--- BEGIN SUPPLIED ENTRIES ---
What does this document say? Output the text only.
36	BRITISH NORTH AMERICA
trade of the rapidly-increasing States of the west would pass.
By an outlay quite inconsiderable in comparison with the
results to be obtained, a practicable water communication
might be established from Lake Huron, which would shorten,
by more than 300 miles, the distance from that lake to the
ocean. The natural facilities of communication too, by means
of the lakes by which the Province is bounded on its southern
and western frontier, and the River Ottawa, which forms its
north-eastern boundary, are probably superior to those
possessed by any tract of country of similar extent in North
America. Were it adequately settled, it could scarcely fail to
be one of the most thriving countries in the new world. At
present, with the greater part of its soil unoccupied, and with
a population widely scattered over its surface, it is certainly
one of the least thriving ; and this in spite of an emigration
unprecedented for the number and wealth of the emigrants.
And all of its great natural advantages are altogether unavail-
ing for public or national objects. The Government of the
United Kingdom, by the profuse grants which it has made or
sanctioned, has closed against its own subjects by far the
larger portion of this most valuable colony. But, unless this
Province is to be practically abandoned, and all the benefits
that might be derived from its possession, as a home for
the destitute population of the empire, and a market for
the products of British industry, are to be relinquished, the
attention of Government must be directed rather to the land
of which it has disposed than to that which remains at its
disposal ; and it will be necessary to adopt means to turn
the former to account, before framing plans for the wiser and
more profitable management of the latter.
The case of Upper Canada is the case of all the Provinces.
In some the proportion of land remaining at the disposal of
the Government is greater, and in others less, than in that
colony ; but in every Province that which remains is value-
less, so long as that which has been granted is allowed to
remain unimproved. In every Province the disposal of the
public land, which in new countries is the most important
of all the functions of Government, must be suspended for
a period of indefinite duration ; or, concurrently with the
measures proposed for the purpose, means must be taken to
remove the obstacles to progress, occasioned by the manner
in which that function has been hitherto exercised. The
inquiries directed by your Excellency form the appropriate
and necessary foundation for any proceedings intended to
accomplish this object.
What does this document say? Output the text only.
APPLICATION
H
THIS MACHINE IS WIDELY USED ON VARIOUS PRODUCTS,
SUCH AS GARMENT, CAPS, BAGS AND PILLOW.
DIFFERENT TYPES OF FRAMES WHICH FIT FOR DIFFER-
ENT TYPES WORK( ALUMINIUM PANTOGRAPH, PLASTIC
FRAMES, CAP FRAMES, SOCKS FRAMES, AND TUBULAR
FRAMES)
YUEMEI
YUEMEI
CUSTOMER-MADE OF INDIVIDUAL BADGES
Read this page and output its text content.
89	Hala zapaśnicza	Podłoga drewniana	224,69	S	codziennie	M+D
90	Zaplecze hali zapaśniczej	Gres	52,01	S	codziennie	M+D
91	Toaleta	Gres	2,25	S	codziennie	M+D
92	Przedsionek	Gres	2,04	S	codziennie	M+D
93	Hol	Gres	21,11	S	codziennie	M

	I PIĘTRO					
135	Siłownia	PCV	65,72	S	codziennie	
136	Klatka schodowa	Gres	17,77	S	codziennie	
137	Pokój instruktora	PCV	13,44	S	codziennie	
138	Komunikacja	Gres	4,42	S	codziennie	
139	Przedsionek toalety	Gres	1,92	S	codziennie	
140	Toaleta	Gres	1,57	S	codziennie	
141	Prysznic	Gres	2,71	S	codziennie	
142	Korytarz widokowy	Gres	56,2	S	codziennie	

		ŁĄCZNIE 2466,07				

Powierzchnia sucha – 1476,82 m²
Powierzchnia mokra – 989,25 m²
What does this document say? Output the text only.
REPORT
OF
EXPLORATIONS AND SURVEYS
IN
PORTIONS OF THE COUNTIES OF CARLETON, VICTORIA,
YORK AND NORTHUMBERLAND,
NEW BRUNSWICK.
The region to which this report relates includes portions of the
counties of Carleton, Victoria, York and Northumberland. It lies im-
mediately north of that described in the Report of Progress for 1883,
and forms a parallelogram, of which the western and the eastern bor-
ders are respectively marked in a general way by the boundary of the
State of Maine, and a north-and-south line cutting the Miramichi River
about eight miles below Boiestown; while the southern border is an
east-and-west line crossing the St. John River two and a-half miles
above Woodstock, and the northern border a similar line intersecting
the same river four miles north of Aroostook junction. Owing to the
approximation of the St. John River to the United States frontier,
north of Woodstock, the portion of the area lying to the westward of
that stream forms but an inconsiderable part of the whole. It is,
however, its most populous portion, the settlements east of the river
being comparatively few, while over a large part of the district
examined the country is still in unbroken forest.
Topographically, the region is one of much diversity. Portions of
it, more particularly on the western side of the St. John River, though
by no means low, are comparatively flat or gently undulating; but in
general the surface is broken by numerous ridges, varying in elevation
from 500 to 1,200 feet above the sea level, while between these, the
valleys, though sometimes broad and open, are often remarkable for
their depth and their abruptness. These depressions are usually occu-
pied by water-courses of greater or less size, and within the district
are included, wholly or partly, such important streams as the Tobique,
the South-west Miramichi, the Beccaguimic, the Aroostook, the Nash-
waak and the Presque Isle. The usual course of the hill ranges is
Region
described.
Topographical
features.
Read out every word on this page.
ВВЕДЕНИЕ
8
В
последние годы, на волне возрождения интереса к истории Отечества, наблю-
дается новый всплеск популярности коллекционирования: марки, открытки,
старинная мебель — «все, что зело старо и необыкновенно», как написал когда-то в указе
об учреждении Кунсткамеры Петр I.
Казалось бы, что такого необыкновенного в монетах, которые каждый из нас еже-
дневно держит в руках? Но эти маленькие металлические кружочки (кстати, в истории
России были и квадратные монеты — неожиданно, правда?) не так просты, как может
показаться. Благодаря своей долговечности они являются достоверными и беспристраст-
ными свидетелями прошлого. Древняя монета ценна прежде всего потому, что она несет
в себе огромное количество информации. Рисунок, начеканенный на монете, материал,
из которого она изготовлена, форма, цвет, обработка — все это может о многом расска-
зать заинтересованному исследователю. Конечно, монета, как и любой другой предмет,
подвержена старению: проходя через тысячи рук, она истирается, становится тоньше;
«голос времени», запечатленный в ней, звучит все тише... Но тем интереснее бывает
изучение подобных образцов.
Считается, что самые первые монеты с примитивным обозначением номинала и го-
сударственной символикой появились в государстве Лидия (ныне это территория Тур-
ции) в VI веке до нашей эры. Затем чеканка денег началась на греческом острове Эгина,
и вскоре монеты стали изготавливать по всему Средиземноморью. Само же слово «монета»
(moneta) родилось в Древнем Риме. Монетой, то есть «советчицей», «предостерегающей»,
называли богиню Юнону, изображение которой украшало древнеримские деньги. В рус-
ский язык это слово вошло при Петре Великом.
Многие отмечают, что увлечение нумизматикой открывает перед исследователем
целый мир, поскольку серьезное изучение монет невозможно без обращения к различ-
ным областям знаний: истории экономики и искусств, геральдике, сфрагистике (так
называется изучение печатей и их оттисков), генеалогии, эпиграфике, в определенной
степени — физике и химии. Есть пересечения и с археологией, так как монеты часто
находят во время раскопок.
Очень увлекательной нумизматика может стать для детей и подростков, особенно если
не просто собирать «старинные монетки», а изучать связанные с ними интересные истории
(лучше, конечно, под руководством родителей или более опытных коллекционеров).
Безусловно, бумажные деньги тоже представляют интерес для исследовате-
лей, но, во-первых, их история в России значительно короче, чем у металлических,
--- END SUPPLIED ENTRIES ---
SHORT EXERCISE » Copy out all the entries shown above, character for character.

REPLY TO THE TASK »
What does this document say? Output the text only.
36	BRITISH NORTH AMERICA
trade of the rapidly-increasing States of the west would pass.
By an outlay quite inconsiderable in comparison with the
results to be obtained, a practicable water communication
might be established from Lake Huron, which would shorten,
by more than 300 miles, the distance from that lake to the
ocean. The natural facilities of communication too, by means
of the lakes by which the Province is bounded on its southern
and western frontier, and the River Ottawa, which forms its
north-eastern boundary, are probably superior to those
possessed by any tract of country of similar extent in North
America. Were it adequately settled, it could scarcely fail to
be one of the most thriving countries in the new world. At
present, with the greater part of its soil unoccupied, and with
a population widely scattered over its surface, it is certainly
one of the least thriving ; and this in spite of an emigration
unprecedented for the number and wealth of the emigrants.
And all of its great natural advantages are altogether unavail-
ing for public or national objects. The Government of the
United Kingdom, by the profuse grants which it has made or
sanctioned, has closed against its own subjects by far the
larger portion of this most valuable colony. But, unless this
Province is to be practically abandoned, and all the benefits
that might be derived from its possession, as a home for
the destitute population of the empire, and a market for
the products of British industry, are to be relinquished, the
attention of Government must be directed rather to the land
of which it has disposed than to that which remains at its
disposal ; and it will be necessary to adopt means to turn
the former to account, before framing plans for the wiser and
more profitable management of the latter.
The case of Upper Canada is the case of all the Provinces.
In some the proportion of land remaining at the disposal of
the Government is greater, and in others less, than in that
colony ; but in every Province that which remains is value-
less, so long as that which has been granted is allowed to
remain unimproved. In every Province the disposal of the
public land, which in new countries is the most important
of all the functions of Government, must be suspended for
a period of indefinite duration ; or, concurrently with the
measures proposed for the purpose, means must be taken to
remove the obstacles to progress, occasioned by the manner
in which that function has been hitherto exercised. The
inquiries directed by your Excellency form the appropriate
and necessary foundation for any proceedings intended to
accomplish this object.
What does this document say? Output the text only.
APPLICATION
H
THIS MACHINE IS WIDELY USED ON VARIOUS PRODUCTS,
SUCH AS GARMENT, CAPS, BAGS AND PILLOW.
DIFFERENT TYPES OF FRAMES WHICH FIT FOR DIFFER-
ENT TYPES WORK( ALUMINIUM PANTOGRAPH, PLASTIC
FRAMES, CAP FRAMES, SOCKS FRAMES, AND TUBULAR
FRAMES)
YUEMEI
YUEMEI
CUSTOMER-MADE OF INDIVIDUAL BADGES
Read this page and output its text content.
89	Hala zapaśnicza	Podłoga drewniana	224,69	S	codziennie	M+D
90	Zaplecze hali zapaśniczej	Gres	52,01	S	codziennie	M+D
91	Toaleta	Gres	2,25	S	codziennie	M+D
92	Przedsionek	Gres	2,04	S	codziennie	M+D
93	Hol	Gres	21,11	S	codziennie	M

	I PIĘTRO					
135	Siłownia	PCV	65,72	S	codziennie	
136	Klatka schodowa	Gres	17,77	S	codziennie	
137	Pokój instruktora	PCV	13,44	S	codziennie	
138	Komunikacja	Gres	4,42	S	codziennie	
139	Przedsionek toalety	Gres	1,92	S	codziennie	
140	Toaleta	Gres	1,57	S	codziennie	
141	Prysznic	Gres	2,71	S	codziennie	
142	Korytarz widokowy	Gres	56,2	S	codziennie	

		ŁĄCZNIE 2466,07				

Powierzchnia sucha – 1476,82 m²
Powierzchnia mokra – 989,25 m²
What does this document say? Output the text only.
REPORT
OF
EXPLORATIONS AND SURVEYS
IN
PORTIONS OF THE COUNTIES OF CARLETON, VICTORIA,
YORK AND NORTHUMBERLAND,
NEW BRUNSWICK.
The region to which this report relates includes portions of the
counties of Carleton, Victoria, York and Northumberland. It lies im-
mediately north of that described in the Report of Progress for 1883,
and forms a parallelogram, of which the western and the eastern bor-
ders are respectively marked in a general way by the boundary of the
State of Maine, and a north-and-south line cutting the Miramichi River
about eight miles below Boiestown; while the southern border is an
east-and-west line crossing the St. John River two and a-half miles
above Woodstock, and the northern border a similar line intersecting
the same river four miles north of Aroostook junction. Owing to the
approximation of the St. John River to the United States frontier,
north of Woodstock, the portion of the area lying to the westward of
that stream forms but an inconsiderable part of the whole. It is,
however, its most populous portion, the settlements east of the river
being comparatively few, while over a large part of the district
examined the country is still in unbroken forest.
Topographically, the region is one of much diversity. Portions of
it, more particularly on the western side of the St. John River, though
by no means low, are comparatively flat or gently undulating; but in
general the surface is broken by numerous ridges, varying in elevation
from 500 to 1,200 feet above the sea level, while between these, the
valleys, though sometimes broad and open, are often remarkable for
their depth and their abruptness. These depressions are usually occu-
pied by water-courses of greater or less size, and within the district
are included, wholly or partly, such important streams as the Tobique,
the South-west Miramichi, the Beccaguimic, the Aroostook, the Nash-
waak and the Presque Isle. The usual course of the hill ranges is
Region
described.
Topographical
features.
Read out every word on this page.
ВВЕДЕНИЕ
8
В
последние годы, на волне возрождения интереса к истории Отечества, наблю-
дается новый всплеск популярности коллекционирования: марки, открытки,
старинная мебель — «все, что зело старо и необыкновенно», как написал когда-то в указе
об учреждении Кунсткамеры Петр I.
Казалось бы, что такого необыкновенного в монетах, которые каждый из нас еже-
дневно держит в руках? Но эти маленькие металлические кружочки (кстати, в истории
России были и квадратные монеты — неожиданно, правда?) не так просты, как может
показаться. Благодаря своей долговечности они являются достоверными и беспристраст-
ными свидетелями прошлого. Древняя монета ценна прежде всего потому, что она несет
в себе огромное количество информации. Рисунок, начеканенный на монете, материал,
из которого она изготовлена, форма, цвет, обработка — все это может о многом расска-
зать заинтересованному исследователю. Конечно, монета, как и любой другой предмет,
подвержена старению: проходя через тысячи рук, она истирается, становится тоньше;
«голос времени», запечатленный в ней, звучит все тише... Но тем интереснее бывает
изучение подобных образцов.
Считается, что самые первые монеты с примитивным обозначением номинала и го-
сударственной символикой появились в государстве Лидия (ныне это территория Тур-
ции) в VI веке до нашей эры. Затем чеканка денег началась на греческом острове Эгина,
и вскоре монеты стали изготавливать по всему Средиземноморью. Само же слово «монета»
(moneta) родилось в Древнем Риме. Монетой, то есть «советчицей», «предостерегающей»,
называли богиню Юнону, изображение которой украшало древнеримские деньги. В рус-
ский язык это слово вошло при Петре Великом.
Многие отмечают, что увлечение нумизматикой открывает перед исследователем
целый мир, поскольку серьезное изучение монет невозможно без обращения к различ-
ным областям знаний: истории экономики и искусств, геральдике, сфрагистике (так
называется изучение печатей и их оттисков), генеалогии, эпиграфике, в определенной
степени — физике и химии. Есть пересечения и с археологией, так как монеты часто
находят во время раскопок.
Очень увлекательной нумизматика может стать для детей и подростков, особенно если
не просто собирать «старинные монетки», а изучать связанные с ними интересные истории
(лучше, конечно, под руководством родителей или более опытных коллекционеров).
Безусловно, бумажные деньги тоже представляют интерес для исследовате-
лей, но, во-первых, их история в России значительно короче, чем у металлических,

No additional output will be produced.